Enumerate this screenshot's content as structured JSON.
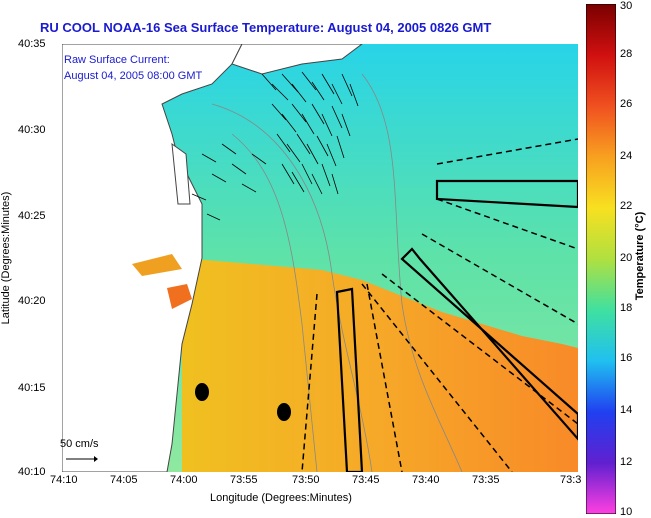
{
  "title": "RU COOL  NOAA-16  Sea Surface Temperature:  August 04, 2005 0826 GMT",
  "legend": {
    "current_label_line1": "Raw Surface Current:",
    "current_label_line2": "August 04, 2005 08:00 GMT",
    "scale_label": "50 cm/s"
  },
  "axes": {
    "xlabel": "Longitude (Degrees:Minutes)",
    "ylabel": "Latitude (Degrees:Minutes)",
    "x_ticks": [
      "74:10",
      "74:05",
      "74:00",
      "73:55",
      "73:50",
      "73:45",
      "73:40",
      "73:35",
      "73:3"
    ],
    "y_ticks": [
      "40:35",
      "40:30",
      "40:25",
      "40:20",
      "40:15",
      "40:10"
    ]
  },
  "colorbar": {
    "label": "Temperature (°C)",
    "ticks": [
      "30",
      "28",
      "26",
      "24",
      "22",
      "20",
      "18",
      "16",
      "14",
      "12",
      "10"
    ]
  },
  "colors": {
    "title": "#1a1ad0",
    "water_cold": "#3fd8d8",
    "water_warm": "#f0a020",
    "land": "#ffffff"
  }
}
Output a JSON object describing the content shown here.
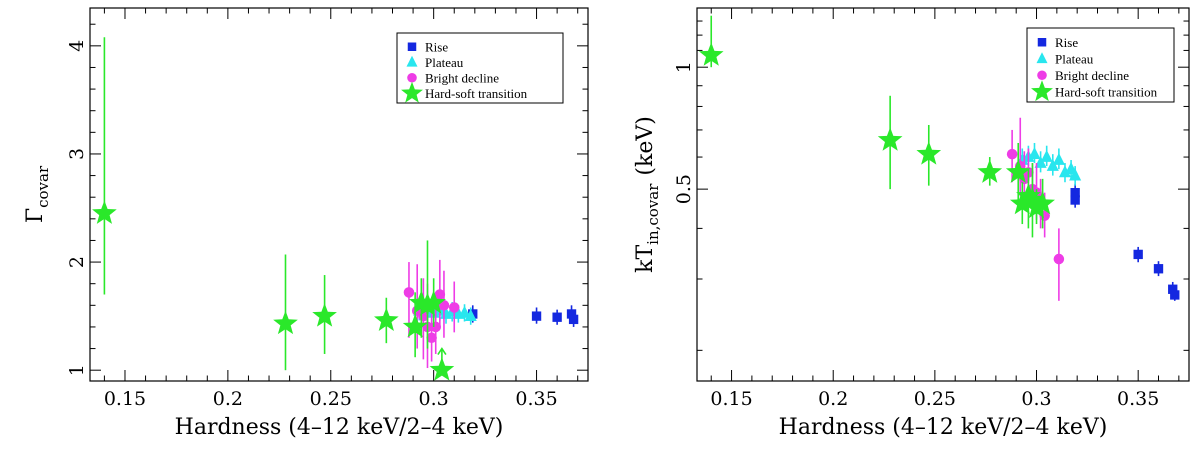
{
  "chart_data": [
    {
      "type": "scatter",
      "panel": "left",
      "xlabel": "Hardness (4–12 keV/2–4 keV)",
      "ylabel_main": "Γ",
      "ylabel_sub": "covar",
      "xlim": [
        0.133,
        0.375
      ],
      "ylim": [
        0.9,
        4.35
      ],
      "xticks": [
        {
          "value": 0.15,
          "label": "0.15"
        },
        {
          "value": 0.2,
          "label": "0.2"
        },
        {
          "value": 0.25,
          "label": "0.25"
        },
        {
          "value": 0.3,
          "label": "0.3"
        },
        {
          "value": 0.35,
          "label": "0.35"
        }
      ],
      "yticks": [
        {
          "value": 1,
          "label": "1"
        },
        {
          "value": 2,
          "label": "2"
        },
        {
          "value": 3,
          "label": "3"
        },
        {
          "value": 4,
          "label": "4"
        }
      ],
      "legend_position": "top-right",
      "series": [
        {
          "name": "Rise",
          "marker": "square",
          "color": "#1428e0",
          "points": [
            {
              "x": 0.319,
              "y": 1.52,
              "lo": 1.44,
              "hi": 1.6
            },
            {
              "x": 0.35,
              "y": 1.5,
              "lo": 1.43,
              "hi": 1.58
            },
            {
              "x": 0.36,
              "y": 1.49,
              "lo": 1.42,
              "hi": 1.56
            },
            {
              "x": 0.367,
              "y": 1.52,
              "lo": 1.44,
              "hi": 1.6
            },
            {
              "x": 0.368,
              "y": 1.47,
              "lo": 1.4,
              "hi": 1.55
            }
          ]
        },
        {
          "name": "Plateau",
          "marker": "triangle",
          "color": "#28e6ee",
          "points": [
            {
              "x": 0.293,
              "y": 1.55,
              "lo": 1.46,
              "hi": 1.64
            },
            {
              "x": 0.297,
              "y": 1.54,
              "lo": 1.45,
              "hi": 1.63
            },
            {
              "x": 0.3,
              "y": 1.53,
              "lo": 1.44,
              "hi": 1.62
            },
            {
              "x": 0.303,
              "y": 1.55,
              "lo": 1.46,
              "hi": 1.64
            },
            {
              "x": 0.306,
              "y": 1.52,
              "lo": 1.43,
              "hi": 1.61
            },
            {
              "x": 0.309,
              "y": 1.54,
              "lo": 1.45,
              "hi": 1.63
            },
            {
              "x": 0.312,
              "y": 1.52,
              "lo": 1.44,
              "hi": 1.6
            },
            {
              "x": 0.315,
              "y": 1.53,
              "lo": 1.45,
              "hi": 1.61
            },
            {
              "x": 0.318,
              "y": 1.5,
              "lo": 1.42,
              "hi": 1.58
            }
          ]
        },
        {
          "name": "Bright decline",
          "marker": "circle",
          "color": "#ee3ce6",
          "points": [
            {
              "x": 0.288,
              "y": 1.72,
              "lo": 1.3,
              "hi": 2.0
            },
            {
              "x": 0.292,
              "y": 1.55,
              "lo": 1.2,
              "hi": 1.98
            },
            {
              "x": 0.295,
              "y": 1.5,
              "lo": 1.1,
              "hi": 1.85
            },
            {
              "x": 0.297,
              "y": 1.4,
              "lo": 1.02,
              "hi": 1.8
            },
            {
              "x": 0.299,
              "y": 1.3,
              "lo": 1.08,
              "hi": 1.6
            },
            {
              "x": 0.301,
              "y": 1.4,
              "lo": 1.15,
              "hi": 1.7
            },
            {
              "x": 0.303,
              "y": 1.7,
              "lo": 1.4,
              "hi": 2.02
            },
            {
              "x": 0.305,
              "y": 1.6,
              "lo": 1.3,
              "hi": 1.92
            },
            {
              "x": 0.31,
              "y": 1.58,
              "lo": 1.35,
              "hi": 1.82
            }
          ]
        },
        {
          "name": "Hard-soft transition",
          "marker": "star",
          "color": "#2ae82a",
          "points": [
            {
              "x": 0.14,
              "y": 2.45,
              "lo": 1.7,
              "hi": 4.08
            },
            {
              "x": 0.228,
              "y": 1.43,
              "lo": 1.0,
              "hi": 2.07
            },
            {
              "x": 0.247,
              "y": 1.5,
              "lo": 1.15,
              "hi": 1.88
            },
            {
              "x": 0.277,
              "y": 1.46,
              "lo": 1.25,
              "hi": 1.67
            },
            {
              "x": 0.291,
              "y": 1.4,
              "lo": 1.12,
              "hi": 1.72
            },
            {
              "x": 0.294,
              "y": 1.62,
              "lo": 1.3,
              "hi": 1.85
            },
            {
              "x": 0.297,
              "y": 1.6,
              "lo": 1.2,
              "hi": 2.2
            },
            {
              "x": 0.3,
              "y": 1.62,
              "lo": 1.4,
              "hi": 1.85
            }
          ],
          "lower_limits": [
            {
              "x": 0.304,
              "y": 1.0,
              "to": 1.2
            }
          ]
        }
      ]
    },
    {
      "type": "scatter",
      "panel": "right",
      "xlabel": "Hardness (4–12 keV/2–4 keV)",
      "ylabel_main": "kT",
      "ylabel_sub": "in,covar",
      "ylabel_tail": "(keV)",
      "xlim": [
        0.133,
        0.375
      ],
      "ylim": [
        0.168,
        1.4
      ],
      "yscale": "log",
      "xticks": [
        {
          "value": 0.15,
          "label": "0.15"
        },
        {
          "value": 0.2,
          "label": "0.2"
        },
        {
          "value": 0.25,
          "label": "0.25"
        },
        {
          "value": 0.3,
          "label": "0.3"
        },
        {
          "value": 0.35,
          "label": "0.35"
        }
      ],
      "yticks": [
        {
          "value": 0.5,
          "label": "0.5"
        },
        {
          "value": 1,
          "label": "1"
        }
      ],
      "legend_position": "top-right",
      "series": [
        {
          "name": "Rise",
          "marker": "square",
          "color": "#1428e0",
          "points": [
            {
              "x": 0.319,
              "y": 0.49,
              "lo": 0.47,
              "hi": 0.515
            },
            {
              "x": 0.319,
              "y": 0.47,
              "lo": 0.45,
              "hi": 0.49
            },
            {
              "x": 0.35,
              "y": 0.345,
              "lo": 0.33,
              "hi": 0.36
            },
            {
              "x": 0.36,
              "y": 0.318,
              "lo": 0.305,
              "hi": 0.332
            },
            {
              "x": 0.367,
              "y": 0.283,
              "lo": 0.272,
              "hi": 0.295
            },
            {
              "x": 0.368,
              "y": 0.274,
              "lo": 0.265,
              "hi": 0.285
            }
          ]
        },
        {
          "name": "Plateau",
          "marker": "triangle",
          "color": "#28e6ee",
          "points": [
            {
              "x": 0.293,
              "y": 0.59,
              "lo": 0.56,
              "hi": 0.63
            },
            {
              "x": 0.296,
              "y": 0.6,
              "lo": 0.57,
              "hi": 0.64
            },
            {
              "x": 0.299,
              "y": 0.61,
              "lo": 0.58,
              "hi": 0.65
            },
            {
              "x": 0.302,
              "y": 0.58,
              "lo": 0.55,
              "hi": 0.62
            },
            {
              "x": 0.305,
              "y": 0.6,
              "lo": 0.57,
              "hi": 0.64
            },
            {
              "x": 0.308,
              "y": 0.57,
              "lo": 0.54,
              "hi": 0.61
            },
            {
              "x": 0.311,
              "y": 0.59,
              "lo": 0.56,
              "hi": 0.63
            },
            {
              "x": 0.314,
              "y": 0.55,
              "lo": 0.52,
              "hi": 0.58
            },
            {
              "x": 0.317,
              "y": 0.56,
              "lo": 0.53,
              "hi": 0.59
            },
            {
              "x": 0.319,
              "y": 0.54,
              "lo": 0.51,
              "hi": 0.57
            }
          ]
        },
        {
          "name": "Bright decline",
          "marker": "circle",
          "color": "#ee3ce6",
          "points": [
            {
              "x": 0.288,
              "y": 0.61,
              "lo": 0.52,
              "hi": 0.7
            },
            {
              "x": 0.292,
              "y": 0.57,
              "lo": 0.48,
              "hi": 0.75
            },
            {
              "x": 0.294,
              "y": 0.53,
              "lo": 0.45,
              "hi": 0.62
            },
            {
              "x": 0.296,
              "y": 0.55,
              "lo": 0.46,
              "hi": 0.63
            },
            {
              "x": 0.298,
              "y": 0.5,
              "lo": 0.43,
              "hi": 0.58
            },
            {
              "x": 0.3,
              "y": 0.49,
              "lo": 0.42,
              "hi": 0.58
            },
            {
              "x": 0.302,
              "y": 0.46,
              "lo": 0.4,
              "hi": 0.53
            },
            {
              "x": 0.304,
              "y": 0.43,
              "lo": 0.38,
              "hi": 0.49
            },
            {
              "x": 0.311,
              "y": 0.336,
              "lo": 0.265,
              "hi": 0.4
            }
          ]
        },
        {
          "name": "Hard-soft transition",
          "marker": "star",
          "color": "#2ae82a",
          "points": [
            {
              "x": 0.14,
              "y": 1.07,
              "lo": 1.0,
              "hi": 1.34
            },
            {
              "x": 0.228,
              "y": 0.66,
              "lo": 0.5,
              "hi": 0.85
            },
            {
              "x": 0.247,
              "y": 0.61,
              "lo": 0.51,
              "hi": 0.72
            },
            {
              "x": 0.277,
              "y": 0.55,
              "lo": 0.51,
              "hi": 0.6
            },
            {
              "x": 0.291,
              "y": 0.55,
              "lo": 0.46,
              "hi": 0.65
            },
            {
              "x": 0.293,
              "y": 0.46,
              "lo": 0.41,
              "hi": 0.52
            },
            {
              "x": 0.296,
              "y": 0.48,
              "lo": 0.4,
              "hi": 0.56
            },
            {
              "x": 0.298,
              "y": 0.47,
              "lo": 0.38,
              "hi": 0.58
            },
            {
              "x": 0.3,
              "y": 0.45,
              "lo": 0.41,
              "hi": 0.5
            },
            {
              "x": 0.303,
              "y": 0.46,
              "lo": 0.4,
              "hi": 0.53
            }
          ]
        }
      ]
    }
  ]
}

* * *

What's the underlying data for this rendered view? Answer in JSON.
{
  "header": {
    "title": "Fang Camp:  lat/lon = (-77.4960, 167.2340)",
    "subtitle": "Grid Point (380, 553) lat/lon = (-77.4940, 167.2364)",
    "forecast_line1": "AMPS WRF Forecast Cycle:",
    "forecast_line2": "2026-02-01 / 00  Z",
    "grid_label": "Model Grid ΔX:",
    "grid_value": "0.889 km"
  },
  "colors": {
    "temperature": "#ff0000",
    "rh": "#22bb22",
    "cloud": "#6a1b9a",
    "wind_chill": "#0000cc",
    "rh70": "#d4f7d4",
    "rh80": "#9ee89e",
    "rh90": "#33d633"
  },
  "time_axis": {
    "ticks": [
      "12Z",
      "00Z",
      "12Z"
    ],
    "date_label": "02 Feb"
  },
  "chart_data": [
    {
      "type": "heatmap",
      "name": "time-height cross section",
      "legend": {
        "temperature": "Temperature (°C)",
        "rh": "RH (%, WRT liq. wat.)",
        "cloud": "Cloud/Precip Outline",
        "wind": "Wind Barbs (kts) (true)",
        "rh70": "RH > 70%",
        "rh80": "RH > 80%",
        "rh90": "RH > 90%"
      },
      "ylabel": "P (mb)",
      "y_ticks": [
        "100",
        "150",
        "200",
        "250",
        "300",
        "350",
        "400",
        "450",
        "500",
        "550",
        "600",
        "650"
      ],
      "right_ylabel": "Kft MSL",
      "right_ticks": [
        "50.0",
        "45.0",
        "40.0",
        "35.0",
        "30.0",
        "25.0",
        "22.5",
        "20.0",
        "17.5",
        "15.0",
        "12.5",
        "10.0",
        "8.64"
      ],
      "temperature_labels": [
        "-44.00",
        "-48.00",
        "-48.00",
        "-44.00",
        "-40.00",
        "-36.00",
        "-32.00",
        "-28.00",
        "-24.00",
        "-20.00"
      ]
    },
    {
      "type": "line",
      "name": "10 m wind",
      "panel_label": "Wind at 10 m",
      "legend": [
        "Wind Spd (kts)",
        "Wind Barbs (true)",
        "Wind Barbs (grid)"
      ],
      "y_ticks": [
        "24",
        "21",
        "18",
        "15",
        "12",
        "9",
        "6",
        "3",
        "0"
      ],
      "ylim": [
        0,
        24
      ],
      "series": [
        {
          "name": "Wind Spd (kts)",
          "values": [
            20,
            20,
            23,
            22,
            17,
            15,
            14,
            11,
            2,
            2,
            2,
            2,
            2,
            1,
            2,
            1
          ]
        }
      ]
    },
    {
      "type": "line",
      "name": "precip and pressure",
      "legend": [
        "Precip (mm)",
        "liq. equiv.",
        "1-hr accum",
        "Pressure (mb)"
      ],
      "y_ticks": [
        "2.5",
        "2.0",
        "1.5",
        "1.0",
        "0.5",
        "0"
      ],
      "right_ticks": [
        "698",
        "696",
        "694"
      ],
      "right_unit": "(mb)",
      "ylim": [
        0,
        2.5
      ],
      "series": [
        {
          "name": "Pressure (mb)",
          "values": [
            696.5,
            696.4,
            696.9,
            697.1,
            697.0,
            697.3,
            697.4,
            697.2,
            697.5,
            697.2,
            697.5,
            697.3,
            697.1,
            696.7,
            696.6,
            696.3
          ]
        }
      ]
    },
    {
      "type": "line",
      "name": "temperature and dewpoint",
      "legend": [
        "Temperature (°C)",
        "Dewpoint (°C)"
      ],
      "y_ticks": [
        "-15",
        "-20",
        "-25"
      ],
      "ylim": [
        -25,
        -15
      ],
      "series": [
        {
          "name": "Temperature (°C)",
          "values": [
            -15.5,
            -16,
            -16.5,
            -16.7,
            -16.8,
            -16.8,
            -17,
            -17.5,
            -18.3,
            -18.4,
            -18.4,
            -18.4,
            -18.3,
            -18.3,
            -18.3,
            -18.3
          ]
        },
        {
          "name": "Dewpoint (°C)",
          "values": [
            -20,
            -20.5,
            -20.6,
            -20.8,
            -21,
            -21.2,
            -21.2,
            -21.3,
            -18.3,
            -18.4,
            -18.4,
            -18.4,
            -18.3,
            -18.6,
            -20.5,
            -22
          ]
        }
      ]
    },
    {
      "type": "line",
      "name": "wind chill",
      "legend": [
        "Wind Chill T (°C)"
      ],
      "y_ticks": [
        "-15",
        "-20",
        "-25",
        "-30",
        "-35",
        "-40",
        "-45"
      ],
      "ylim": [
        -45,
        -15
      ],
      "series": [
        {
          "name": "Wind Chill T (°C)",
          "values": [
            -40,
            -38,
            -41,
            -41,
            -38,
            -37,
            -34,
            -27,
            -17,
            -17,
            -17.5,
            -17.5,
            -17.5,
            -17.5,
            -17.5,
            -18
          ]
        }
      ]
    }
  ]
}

* * *

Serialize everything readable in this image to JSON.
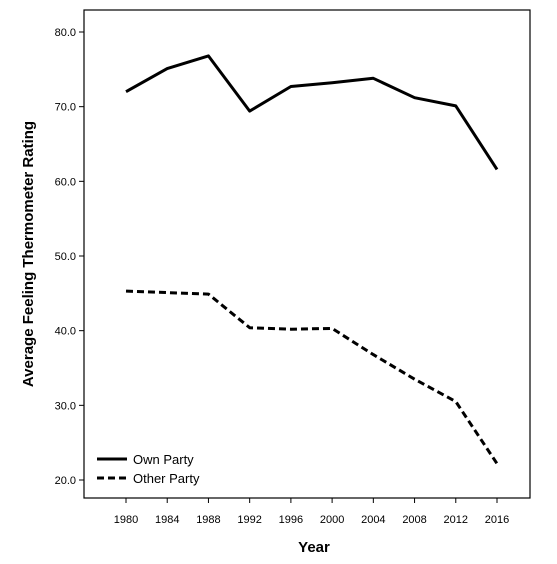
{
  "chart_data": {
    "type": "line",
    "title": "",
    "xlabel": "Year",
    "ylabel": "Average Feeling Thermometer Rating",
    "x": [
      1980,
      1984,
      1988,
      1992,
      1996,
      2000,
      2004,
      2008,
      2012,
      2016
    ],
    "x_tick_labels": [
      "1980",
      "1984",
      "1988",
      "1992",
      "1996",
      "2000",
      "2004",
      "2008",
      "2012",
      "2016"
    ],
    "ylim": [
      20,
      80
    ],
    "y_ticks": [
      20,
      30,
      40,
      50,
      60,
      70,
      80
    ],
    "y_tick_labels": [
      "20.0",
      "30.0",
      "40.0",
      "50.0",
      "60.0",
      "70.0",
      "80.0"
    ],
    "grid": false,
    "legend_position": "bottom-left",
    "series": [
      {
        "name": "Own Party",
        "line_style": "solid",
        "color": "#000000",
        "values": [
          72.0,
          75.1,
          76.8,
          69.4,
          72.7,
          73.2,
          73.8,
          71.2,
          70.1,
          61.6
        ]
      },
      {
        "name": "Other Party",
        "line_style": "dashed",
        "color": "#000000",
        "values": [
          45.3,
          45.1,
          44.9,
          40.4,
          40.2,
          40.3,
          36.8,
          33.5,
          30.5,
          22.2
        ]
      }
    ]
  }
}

* * *

# Problem details
Each line in the entries above that includes the string "Barbs" should be extracted.

# Finished exercise
        "wind": "Wind Barbs (kts) (true)",
        "Wind Barbs (true)",
        "Wind Barbs (grid)"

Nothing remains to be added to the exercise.